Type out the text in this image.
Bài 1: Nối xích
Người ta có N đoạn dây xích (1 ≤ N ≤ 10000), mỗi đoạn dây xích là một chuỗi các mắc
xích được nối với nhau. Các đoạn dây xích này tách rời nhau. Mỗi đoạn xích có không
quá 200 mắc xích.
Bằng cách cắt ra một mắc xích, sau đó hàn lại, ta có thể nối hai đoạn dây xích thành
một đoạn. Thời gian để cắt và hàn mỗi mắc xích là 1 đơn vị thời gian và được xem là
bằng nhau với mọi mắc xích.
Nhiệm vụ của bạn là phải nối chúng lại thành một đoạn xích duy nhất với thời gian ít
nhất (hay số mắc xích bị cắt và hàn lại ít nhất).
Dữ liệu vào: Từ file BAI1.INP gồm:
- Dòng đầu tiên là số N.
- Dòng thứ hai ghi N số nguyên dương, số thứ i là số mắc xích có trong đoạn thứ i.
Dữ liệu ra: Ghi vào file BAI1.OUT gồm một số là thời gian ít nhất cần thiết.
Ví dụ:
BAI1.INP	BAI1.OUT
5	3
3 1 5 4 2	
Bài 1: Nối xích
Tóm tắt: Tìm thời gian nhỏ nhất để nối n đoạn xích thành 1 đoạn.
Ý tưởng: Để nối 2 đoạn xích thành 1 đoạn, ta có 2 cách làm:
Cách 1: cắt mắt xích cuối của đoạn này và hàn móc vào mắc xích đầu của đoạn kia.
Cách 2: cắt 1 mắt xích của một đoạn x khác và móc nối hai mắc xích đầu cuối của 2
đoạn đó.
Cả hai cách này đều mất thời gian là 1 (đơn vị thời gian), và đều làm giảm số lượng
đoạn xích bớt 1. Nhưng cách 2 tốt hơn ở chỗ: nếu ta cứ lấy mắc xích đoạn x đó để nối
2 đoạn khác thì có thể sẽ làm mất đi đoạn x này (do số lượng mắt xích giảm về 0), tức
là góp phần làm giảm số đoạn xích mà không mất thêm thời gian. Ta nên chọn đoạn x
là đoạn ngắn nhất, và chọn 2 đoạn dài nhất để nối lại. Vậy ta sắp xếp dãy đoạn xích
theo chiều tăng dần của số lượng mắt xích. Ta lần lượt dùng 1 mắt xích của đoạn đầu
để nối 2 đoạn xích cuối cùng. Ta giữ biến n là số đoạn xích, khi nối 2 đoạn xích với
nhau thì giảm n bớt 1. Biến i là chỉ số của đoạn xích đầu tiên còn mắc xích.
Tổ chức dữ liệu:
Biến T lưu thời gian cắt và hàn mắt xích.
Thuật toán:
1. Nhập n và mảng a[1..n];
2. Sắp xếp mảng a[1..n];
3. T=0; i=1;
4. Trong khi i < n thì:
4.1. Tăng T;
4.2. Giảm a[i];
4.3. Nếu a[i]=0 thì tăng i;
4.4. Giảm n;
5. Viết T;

### [Short task]
Write out the material from the first line to the last, exactly.

### [Written response]
Type out the text in this image.
Bài 1: Nối xích
Người ta có N đoạn dây xích (1 ≤ N ≤ 10000), mỗi đoạn dây xích là một chuỗi các mắc
xích được nối với nhau. Các đoạn dây xích này tách rời nhau. Mỗi đoạn xích có không
quá 200 mắc xích.
Bằng cách cắt ra một mắc xích, sau đó hàn lại, ta có thể nối hai đoạn dây xích thành
một đoạn. Thời gian để cắt và hàn mỗi mắc xích là 1 đơn vị thời gian và được xem là
bằng nhau với mọi mắc xích.
Nhiệm vụ của bạn là phải nối chúng lại thành một đoạn xích duy nhất với thời gian ít
nhất (hay số mắc xích bị cắt và hàn lại ít nhất).
Dữ liệu vào: Từ file BAI1.INP gồm:
- Dòng đầu tiên là số N.
- Dòng thứ hai ghi N số nguyên dương, số thứ i là số mắc xích có trong đoạn thứ i.
Dữ liệu ra: Ghi vào file BAI1.OUT gồm một số là thời gian ít nhất cần thiết.
Ví dụ:
BAI1.INP	BAI1.OUT
5	3
3 1 5 4 2	
Bài 1: Nối xích
Tóm tắt: Tìm thời gian nhỏ nhất để nối n đoạn xích thành 1 đoạn.
Ý tưởng: Để nối 2 đoạn xích thành 1 đoạn, ta có 2 cách làm:
Cách 1: cắt mắt xích cuối của đoạn này và hàn móc vào mắc xích đầu của đoạn kia.
Cách 2: cắt 1 mắt xích của một đoạn x khác và móc nối hai mắc xích đầu cuối của 2
đoạn đó.
Cả hai cách này đều mất thời gian là 1 (đơn vị thời gian), và đều làm giảm số lượng
đoạn xích bớt 1. Nhưng cách 2 tốt hơn ở chỗ: nếu ta cứ lấy mắc xích đoạn x đó để nối
2 đoạn khác thì có thể sẽ làm mất đi đoạn x này (do số lượng mắt xích giảm về 0), tức
là góp phần làm giảm số đoạn xích mà không mất thêm thời gian. Ta nên chọn đoạn x
là đoạn ngắn nhất, và chọn 2 đoạn dài nhất để nối lại. Vậy ta sắp xếp dãy đoạn xích
theo chiều tăng dần của số lượng mắt xích. Ta lần lượt dùng 1 mắt xích của đoạn đầu
để nối 2 đoạn xích cuối cùng. Ta giữ biến n là số đoạn xích, khi nối 2 đoạn xích với
nhau thì giảm n bớt 1. Biến i là chỉ số của đoạn xích đầu tiên còn mắc xích.
Tổ chức dữ liệu:
Biến T lưu thời gian cắt và hàn mắt xích.
Thuật toán:
1. Nhập n và mảng a[1..n];
2. Sắp xếp mảng a[1..n];
3. T=0; i=1;
4. Trong khi i < n thì:
4.1. Tăng T;
4.2. Giảm a[i];
4.3. Nếu a[i]=0 thì tăng i;
4.4. Giảm n;
5. Viết T;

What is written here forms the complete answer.